## PROBLEM TO SOLVE
Pick out every line holding the string "sali" and copy it.

## INFORMATION SHOWN
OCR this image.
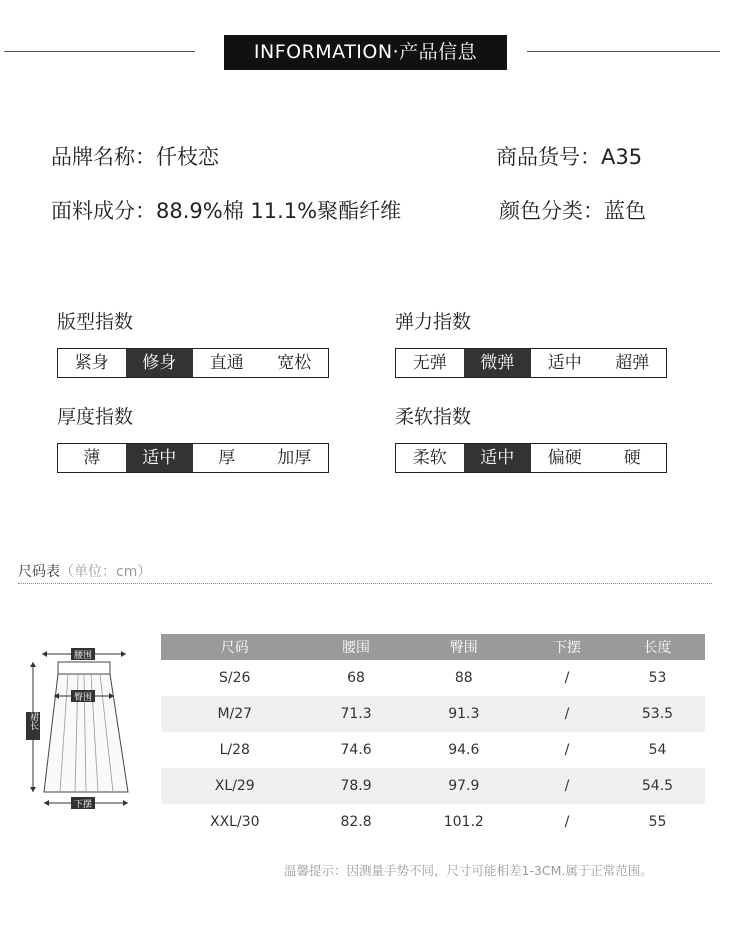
INFORMATION·产品信息
品牌名称：仟枝恋	商品货号：A35
面料成分：88.9%棉 11.1%聚酯纤维	颜色分类：蓝色
版型指数
紧身	修身	直通	宽松
弹力指数
无弹	微弹	适中	超弹
厚度指数
薄	适中	厚	加厚
柔软指数
柔软	适中	偏硬	硬
尺码表（单位：cm）
腰围
臀围
裙长
下摆
尺码	腰围	臀围	下摆	长度
S/26	68	88	/	53
M/27	71.3	91.3	/	53.5
L/28	74.6	94.6	/	54
XL/29	78.9	97.9	/	54.5
XXL/30	82.8	101.2	/	55
温馨提示：因测量手势不同，尺寸可能相差1-3CM.属于正常范围。
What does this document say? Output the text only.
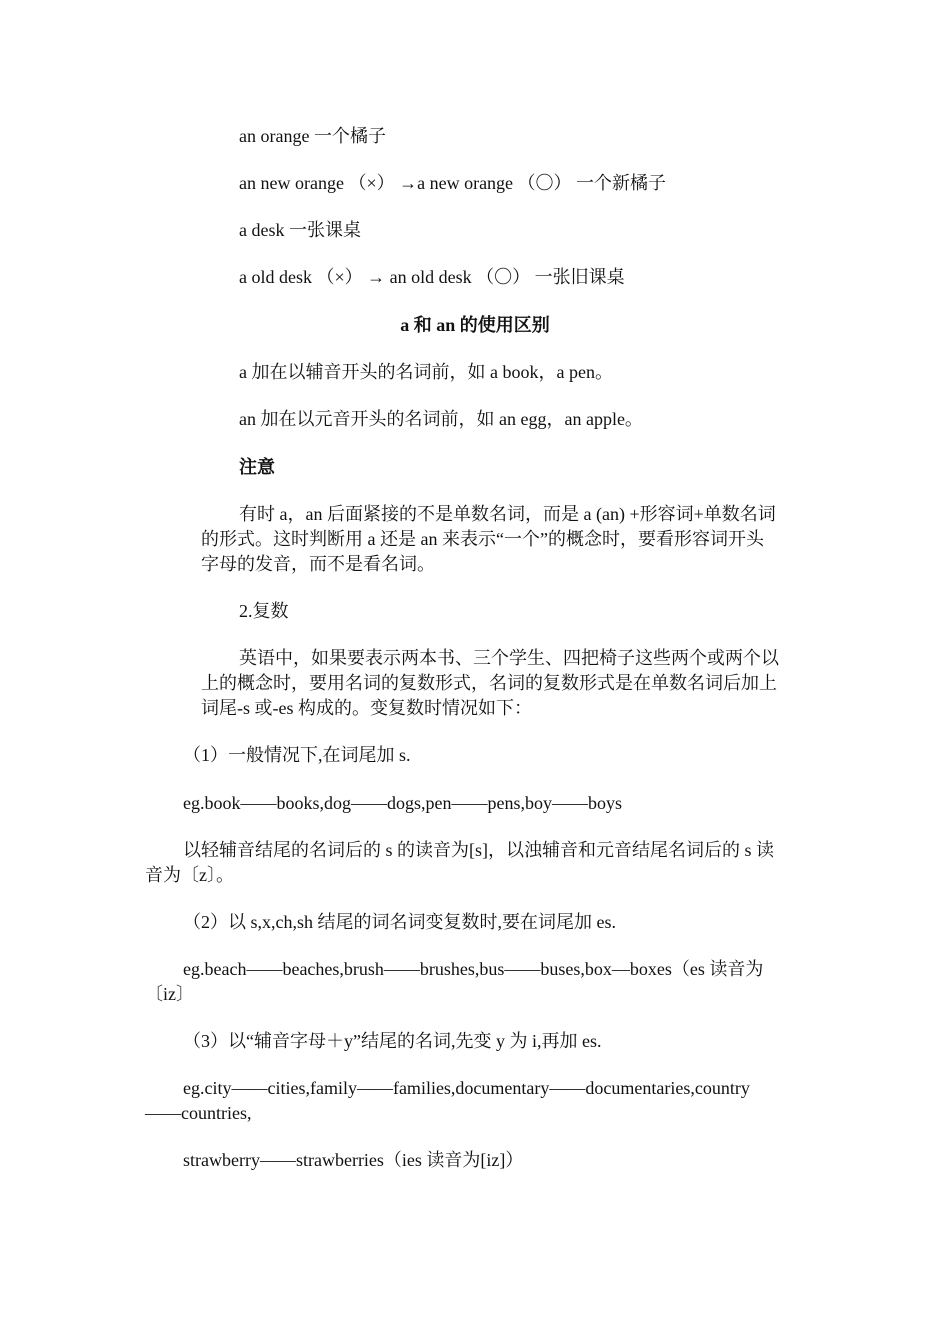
an orange 一个橘子
an new orange （×） →a new orange （〇） 一个新橘子
a desk 一张课桌
a old desk （×） → an old desk （〇） 一张旧课桌
a 和 an 的使用区别
a 加在以辅音开头的名词前，如 a book，a pen。
an 加在以元音开头的名词前，如 an egg，an apple。
注意
有时 a，an 后面紧接的不是单数名词，而是 a (an) +形容词+单数名词
的形式。这时判断用 a 还是 an 来表示“一个”的概念时，要看形容词开头
字母的发音，而不是看名词。
2.复数
英语中，如果要表示两本书、三个学生、四把椅子这些两个或两个以
上的概念时，要用名词的复数形式，名词的复数形式是在单数名词后加上
词尾-s 或-es 构成的。变复数时情况如下：
（1）一般情况下,在词尾加 s.
eg.book——books,dog——dogs,pen——pens,boy——boys
以轻辅音结尾的名词后的 s 的读音为[s]，以浊辅音和元音结尾名词后的 s 读
音为〔z〕。
（2）以 s,x,ch,sh 结尾的词名词变复数时,要在词尾加 es.
eg.beach——beaches,brush——brushes,bus——buses,box—boxes（es 读音为
〔iz〕
（3）以“辅音字母＋y”结尾的名词,先变 y 为 i,再加 es.
eg.city——cities,family——families,documentary——documentaries,country
——countries,
strawberry——strawberries（ies 读音为[iz]）
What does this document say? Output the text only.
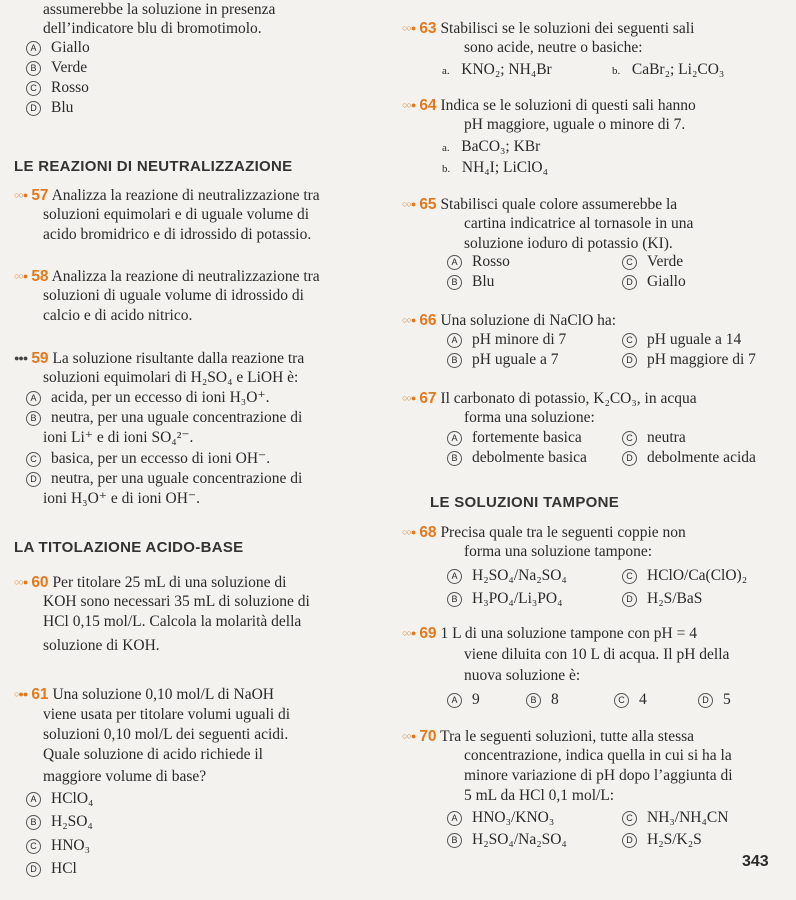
assumerebbe la soluzione in presenza
dell’indicatore blu di bromotimolo.
A Giallo
B Verde
C Rosso
D Blu
LE REAZIONI DI NEUTRALIZZAZIONE
○○● 57 Analizza la reazione di neutralizzazione tra
soluzioni equimolari e di uguale volume di
acido bromidrico e di idrossido di potassio.
○○● 58 Analizza la reazione di neutralizzazione tra
soluzioni di uguale volume di idrossido di
calcio e di acido nitrico.
●●● 59 La soluzione risultante dalla reazione tra
soluzioni equimolari di H₂SO₄ e LiOH è:
A acida, per un eccesso di ioni H₃O⁺.
B neutra, per una uguale concentrazione di
ioni Li⁺ e di ioni SO₄²⁻.
C basica, per un eccesso di ioni OH⁻.
D neutra, per una uguale concentrazione di
ioni H₃O⁺ e di ioni OH⁻.
LA TITOLAZIONE ACIDO-BASE
○○● 60 Per titolare 25 mL di una soluzione di
KOH sono necessari 35 mL di soluzione di
HCl 0,15 mol/L. Calcola la molarità della
soluzione di KOH.
○●● 61 Una soluzione 0,10 mol/L di NaOH
viene usata per titolare volumi uguali di
soluzioni 0,10 mol/L dei seguenti acidi.
Quale soluzione di acido richiede il
maggiore volume di base?
A HClO₄
B H₂SO₄
C HNO₃
D HCl
○○● 63 Stabilisci se le soluzioni dei seguenti sali
sono acide, neutre o basiche:
a. KNO₂; NH₄Br	b. CaBr₂; Li₂CO₃
○○● 64 Indica se le soluzioni di questi sali hanno
pH maggiore, uguale o minore di 7.
a. BaCO₃; KBr
b. NH₄I; LiClO₄
○○● 65 Stabilisci quale colore assumerebbe la
cartina indicatrice al tornasole in una
soluzione ioduro di potassio (KI).
A Rosso
B Blu
C Verde
D Giallo
○○● 66 Una soluzione di NaClO ha:
A pH minore di 7
B pH uguale a 7
C pH uguale a 14
D pH maggiore di 7
○○● 67 Il carbonato di potassio, K₂CO₃, in acqua
forma una soluzione:
A fortemente basica
B debolmente basica
C neutra
D debolmente acida
LE SOLUZIONI TAMPONE
○○● 68 Precisa quale tra le seguenti coppie non
forma una soluzione tampone:
A H₂SO₄/Na₂SO₄
B H₃PO₄/Li₃PO₄
C HClO/Ca(ClO)₂
D H₂S/BaS
○○● 69 1 L di una soluzione tampone con pH = 4
viene diluita con 10 L di acqua. Il pH della
nuova soluzione è:
A 9	B 8	C 4	D 5
○○● 70 Tra le seguenti soluzioni, tutte alla stessa
concentrazione, indica quella in cui si ha la
minore variazione di pH dopo l’aggiunta di
5 mL da HCl 0,1 mol/L:
A HNO₃/KNO₃
B H₂SO₄/Na₂SO₄
C NH₃/NH₄CN
D H₂S/K₂S
343
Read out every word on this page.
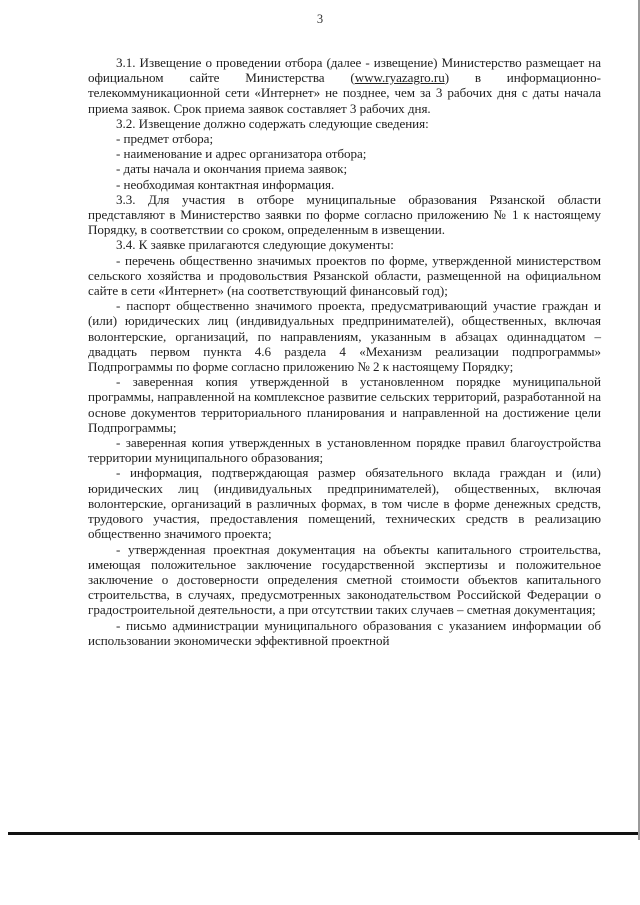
3

3.1. Извещение о проведении отбора (далее - извещение) Министерство размещает на официальном сайте Министерства (www.ryazagro.ru) в информационно-телекоммуникационной сети «Интернет» не позднее, чем за 3 рабочих дня с даты начала приема заявок. Срок приема заявок составляет 3 рабочих дня.

3.2. Извещение должно содержать следующие сведения:

- предмет отбора;

- наименование и адрес организатора отбора;

- даты начала и окончания приема заявок;

- необходимая контактная информация.

3.3. Для участия в отборе муниципальные образования Рязанской области представляют в Министерство заявки по форме согласно приложению № 1 к настоящему Порядку, в соответствии со сроком, определенным в извещении.

3.4. К заявке прилагаются следующие документы:

- перечень общественно значимых проектов по форме, утвержденной министерством сельского хозяйства и продовольствия Рязанской области, размещенной на официальном сайте в сети «Интернет» (на соответствующий финансовый год);

- паспорт общественно значимого проекта, предусматривающий участие граждан и (или) юридических лиц (индивидуальных предпринимателей), общественных, включая волонтерские, организаций, по направлениям, указанным в абзацах одиннадцатом – двадцать первом пункта 4.6 раздела 4 «Механизм реализации подпрограммы» Подпрограммы по форме согласно приложению № 2 к настоящему Порядку;

- заверенная копия утвержденной в установленном порядке муниципальной программы, направленной на комплексное развитие сельских территорий, разработанной на основе документов территориального планирования и направленной на достижение цели Подпрограммы;

- заверенная копия утвержденных в установленном порядке правил благоустройства территории муниципального образования;

- информация, подтверждающая размер обязательного вклада граждан и (или) юридических лиц (индивидуальных предпринимателей), общественных, включая волонтерские, организаций в различных формах, в том числе в форме денежных средств, трудового участия, предоставления помещений, технических средств в реализацию общественно значимого проекта;

- утвержденная проектная документация на объекты капитального строительства, имеющая положительное заключение государственной экспертизы и положительное заключение о достоверности определения сметной стоимости объектов капитального строительства, в случаях, предусмотренных законодательством Российской Федерации о градостроительной деятельности, а при отсутствии таких случаев – сметная документация;

- письмо администрации муниципального образования с указанием информации об использовании экономически эффективной проектной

## SOLUTION
○○● 63 Stabilisci se le soluzioni dei seguenti sali
○○● 64 Indica se le soluzioni di questi sali hanno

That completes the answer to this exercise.